▶ _PROBLEM DETAILS_
Transcribe the records that follow in their entirety, omitting any pictures.

▶ _SOURCE DATA_
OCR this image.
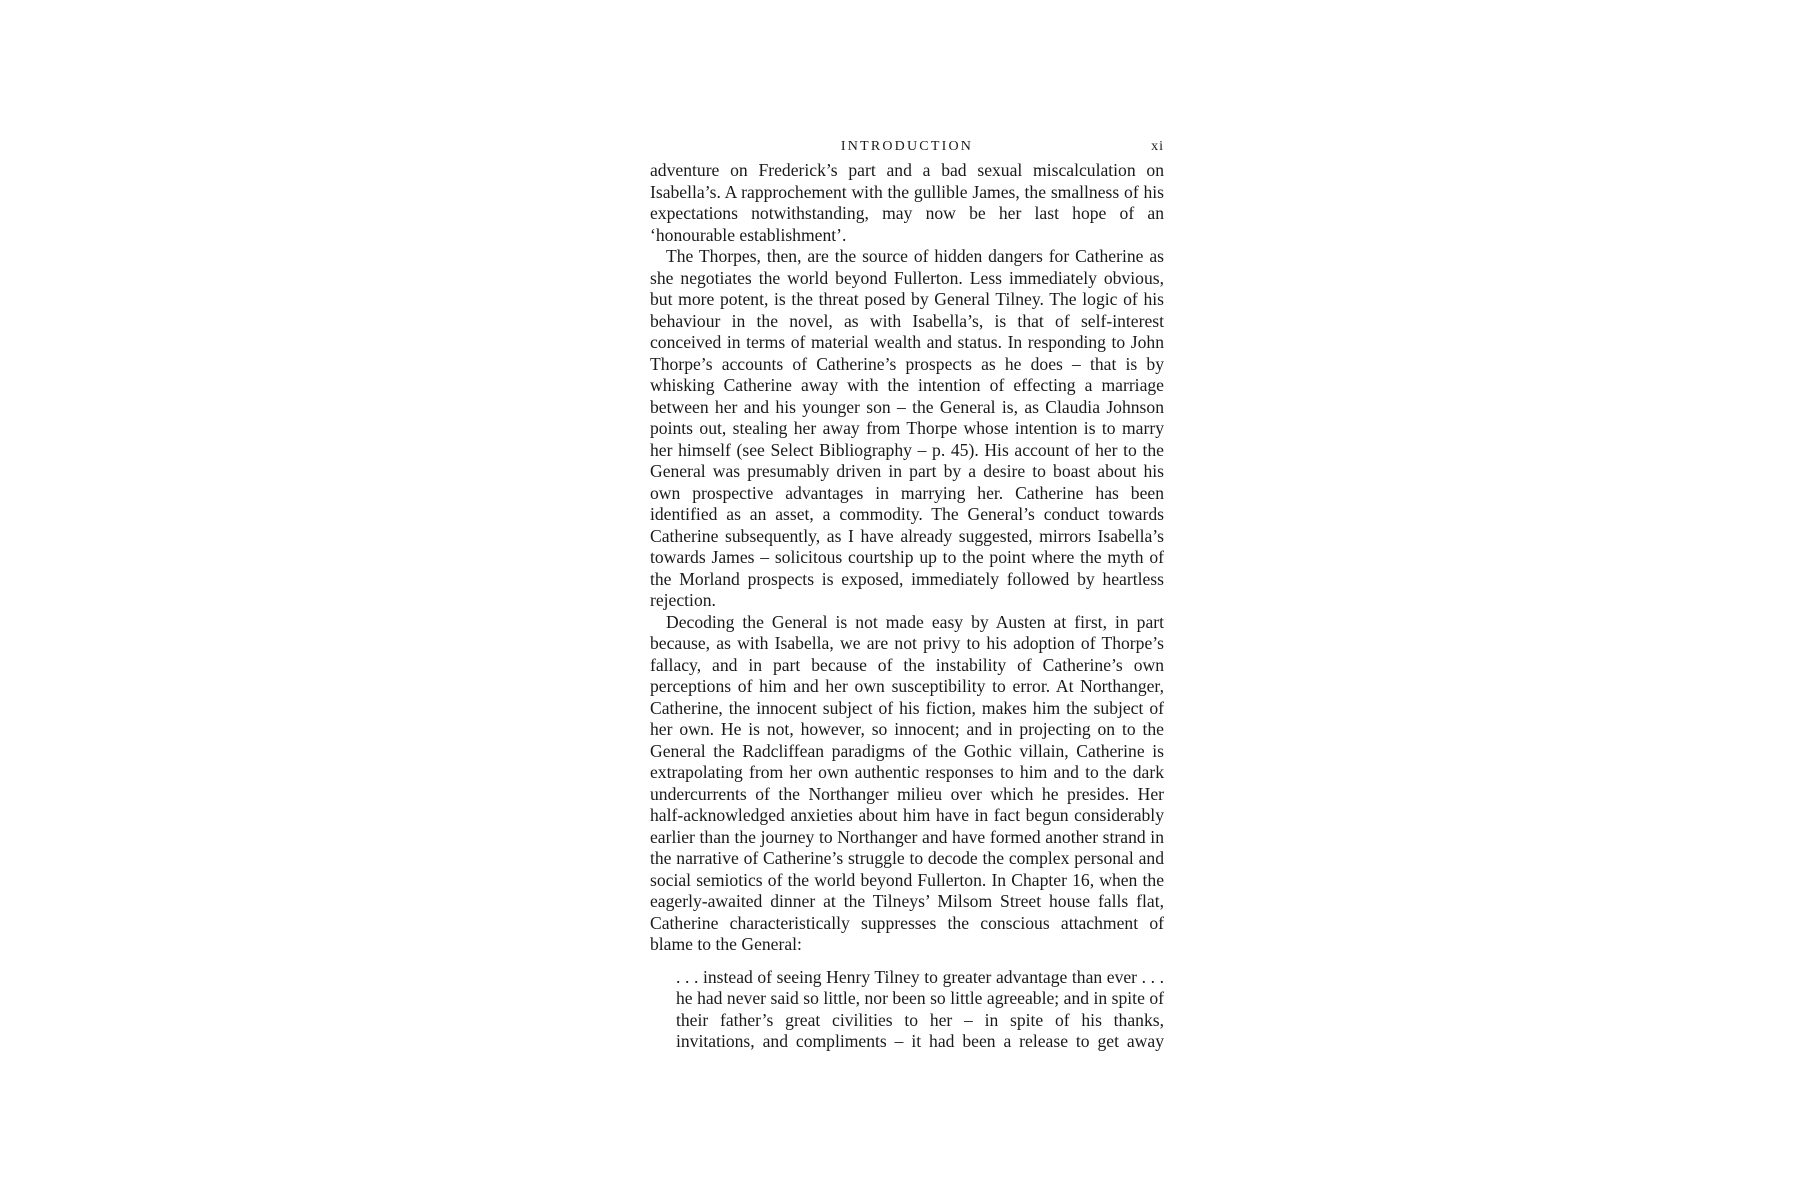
INTRODUCTION	xi

adventure on Frederick’s part and a bad sexual miscalculation on Isabella’s. A rapprochement with the gullible James, the smallness of his expectations notwithstanding, may now be her last hope of an ‘honourable establishment’.

The Thorpes, then, are the source of hidden dangers for Catherine as she negotiates the world beyond Fullerton. Less immediately obvious, but more potent, is the threat posed by General Tilney. The logic of his behaviour in the novel, as with Isabella’s, is that of self-interest conceived in terms of material wealth and status. In responding to John Thorpe’s accounts of Catherine’s prospects as he does – that is by whisking Catherine away with the intention of effecting a marriage between her and his younger son – the General is, as Claudia Johnson points out, stealing her away from Thorpe whose intention is to marry her himself (see Select Bibliography – p. 45). His account of her to the General was presumably driven in part by a desire to boast about his own prospective advantages in marrying her. Catherine has been identified as an asset, a commodity. The General’s conduct towards Catherine subsequently, as I have already suggested, mirrors Isabella’s towards James – solicitous courtship up to the point where the myth of the Morland prospects is exposed, immediately followed by heartless rejection.

Decoding the General is not made easy by Austen at first, in part because, as with Isabella, we are not privy to his adoption of Thorpe’s fallacy, and in part because of the instability of Catherine’s own perceptions of him and her own susceptibility to error. At Northanger, Catherine, the innocent subject of his fiction, makes him the subject of her own. He is not, however, so innocent; and in projecting on to the General the Radcliffean paradigms of the Gothic villain, Catherine is extrapolating from her own authentic responses to him and to the dark undercurrents of the Northanger milieu over which he presides. Her half-acknowledged anxieties about him have in fact begun considerably earlier than the journey to Northanger and have formed another strand in the narrative of Catherine’s struggle to decode the complex personal and social semiotics of the world beyond Fullerton. In Chapter 16, when the eagerly-awaited dinner at the Tilneys’ Milsom Street house falls flat, Catherine characteristically suppresses the conscious attachment of blame to the General:

. . . instead of seeing Henry Tilney to greater advantage than ever . . . he had never said so little, nor been so little agreeable; and in spite of their father’s great civilities to her – in spite of his thanks, invitations, and compliments – it had been a release to get away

▶ _CORRECT ANSWER_
OCR this image.
INTRODUCTION	xi

adventure on Frederick’s part and a bad sexual miscalculation on Isabella’s. A rapprochement with the gullible James, the smallness of his expectations notwithstanding, may now be her last hope of an ‘honourable establishment’.

The Thorpes, then, are the source of hidden dangers for Catherine as she negotiates the world beyond Fullerton. Less immediately obvious, but more potent, is the threat posed by General Tilney. The logic of his behaviour in the novel, as with Isabella’s, is that of self-interest conceived in terms of material wealth and status. In responding to John Thorpe’s accounts of Catherine’s prospects as he does – that is by whisking Catherine away with the intention of effecting a marriage between her and his younger son – the General is, as Claudia Johnson points out, stealing her away from Thorpe whose intention is to marry her himself (see Select Bibliography – p. 45). His account of her to the General was presumably driven in part by a desire to boast about his own prospective advantages in marrying her. Catherine has been identified as an asset, a commodity. The General’s conduct towards Catherine subsequently, as I have already suggested, mirrors Isabella’s towards James – solicitous courtship up to the point where the myth of the Morland prospects is exposed, immediately followed by heartless rejection.

Decoding the General is not made easy by Austen at first, in part because, as with Isabella, we are not privy to his adoption of Thorpe’s fallacy, and in part because of the instability of Catherine’s own perceptions of him and her own susceptibility to error. At Northanger, Catherine, the innocent subject of his fiction, makes him the subject of her own. He is not, however, so innocent; and in projecting on to the General the Radcliffean paradigms of the Gothic villain, Catherine is extrapolating from her own authentic responses to him and to the dark undercurrents of the Northanger milieu over which he presides. Her half-acknowledged anxieties about him have in fact begun considerably earlier than the journey to Northanger and have formed another strand in the narrative of Catherine’s struggle to decode the complex personal and social semiotics of the world beyond Fullerton. In Chapter 16, when the eagerly-awaited dinner at the Tilneys’ Milsom Street house falls flat, Catherine characteristically suppresses the conscious attachment of blame to the General:

. . . instead of seeing Henry Tilney to greater advantage than ever . . . he had never said so little, nor been so little agreeable; and in spite of their father’s great civilities to her – in spite of his thanks, invitations, and compliments – it had been a release to get away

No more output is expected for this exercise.